— Texte fourni —
Interviews Retour
mercredi 5 mars 2025

Grima, frères du froid : « Quel meilleur endroit que la Sibérie pour composer du black metal ? »

Vilhelm & Morbius

Malice

L'autre belge de la rédac'. Passé par Spirit of Metal et Shoot Me Again.

Venus des tréfonds de la Sibérie, les surprenants Grima ont pris une sacrée ampleur ces dernières années, jusqu'à être programmés à une belle place sur l'Altar pour la prochaine édition du Hellfest. Leur recette : un black/doom mélancolique et froid, réhaussé d'accordéon – mais aussi une identité visuelle très personnelle qui leur permet de marquer les esprits. J'ai eu l'occasion de m'entretenir avec Gleb et Maxim Sysoev, dits Vilhelm et Morbius, à l'occasion de la sortie de Nightside, 6e album de Grima.

***

Salut Gleb, salut Maxim, merci pour cette interview. Nightside est sorti ce 28 février sur Napalm Records. Ca faisait 3 ans et demi depuis Frostbitten, la plus longue durée entre deux de vos albums. Vous avez été très occupés, il faut dire, avec des tournées, un album d'Ultar...

Gleb : Nous avons pris notre temps pour écrire ces chansons, suffisamment pour être satisfaits du résultat. C'est le plus important pour nous. Et en effet, nous étions en tournée et avons sorti des albums avec Ultar (où Gleb est au chant et Maxim aux guitares) et Second To Sun(Gleb/chant, Maxim/basse). Nous avons aussi tourné de manière assez intense en Europe pour Frostbitten, en Russie également.

C'est votre premier album sur Napalm Records. Ressentez-vous une pression quelconque au moment de sortir un album sur un label plus exposé ?

Gleb : En termes de créativité, il n'y a aucune pression, en tout cas, du moins pas plus qu'avant. Ça a toujours été important pour nous d'être honnêtes avec nous-mêmes sur le plan créatif. Concernant la pression du label ou du public... Disons que nous n'avons jamais fait de grosses conneries jusqu'ici, comme repousser la sortie d'un album, des choses comme ça. Notre travail est assez régulier, à un rythme que nous nous sommes créés nous-mêmes depuis 10 ans.

— Données enregistrées —
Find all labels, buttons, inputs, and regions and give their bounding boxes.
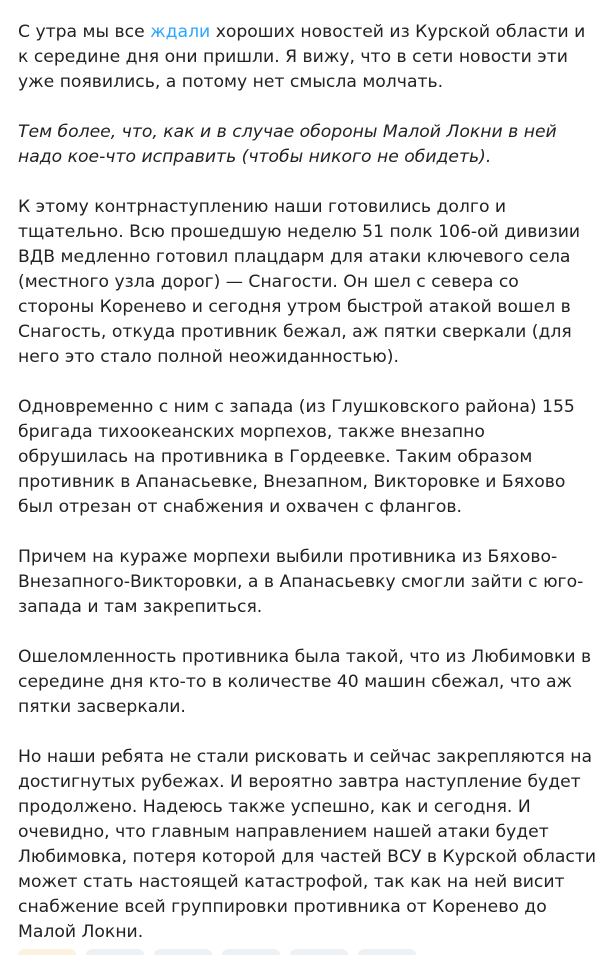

— Tâche à réaliser —
Reprenez l'interview du groupe Grima juste après sa dernière phrase.

— Réponse à l'exercice —
Pour ceux qui ne le savent pas, vous avez un autre groupe, Ultar, qui tourne souvent avec Grima (nda : Second To Sun est plus « confidentiel » et ne sort pas de Russie). À quel point est-ce difficile de différencier ces deux entités en termes de composition ? Savez-vous immédiatement si une idée qui vous vient en tête est destinée à Grima ou à Ultar... ?

Gleb : Tout d'abord, l'approche est totalement différente en termes de composition. Dans Grima, il y a toujours une collaboration créative entre deux frères – Max et moi – alors que Ultar est le travail collectif de cinq membres. Les mécanismes sont totalement différents, ce qui nous permet aussi de créer des choses totalement différentes.

En termes d'imagerie aussi, c'est très différent. Ultar fait appel à l'univers lovecraftien, là où Grima évoque, si je ne me trompe pas, le folklore sibérien...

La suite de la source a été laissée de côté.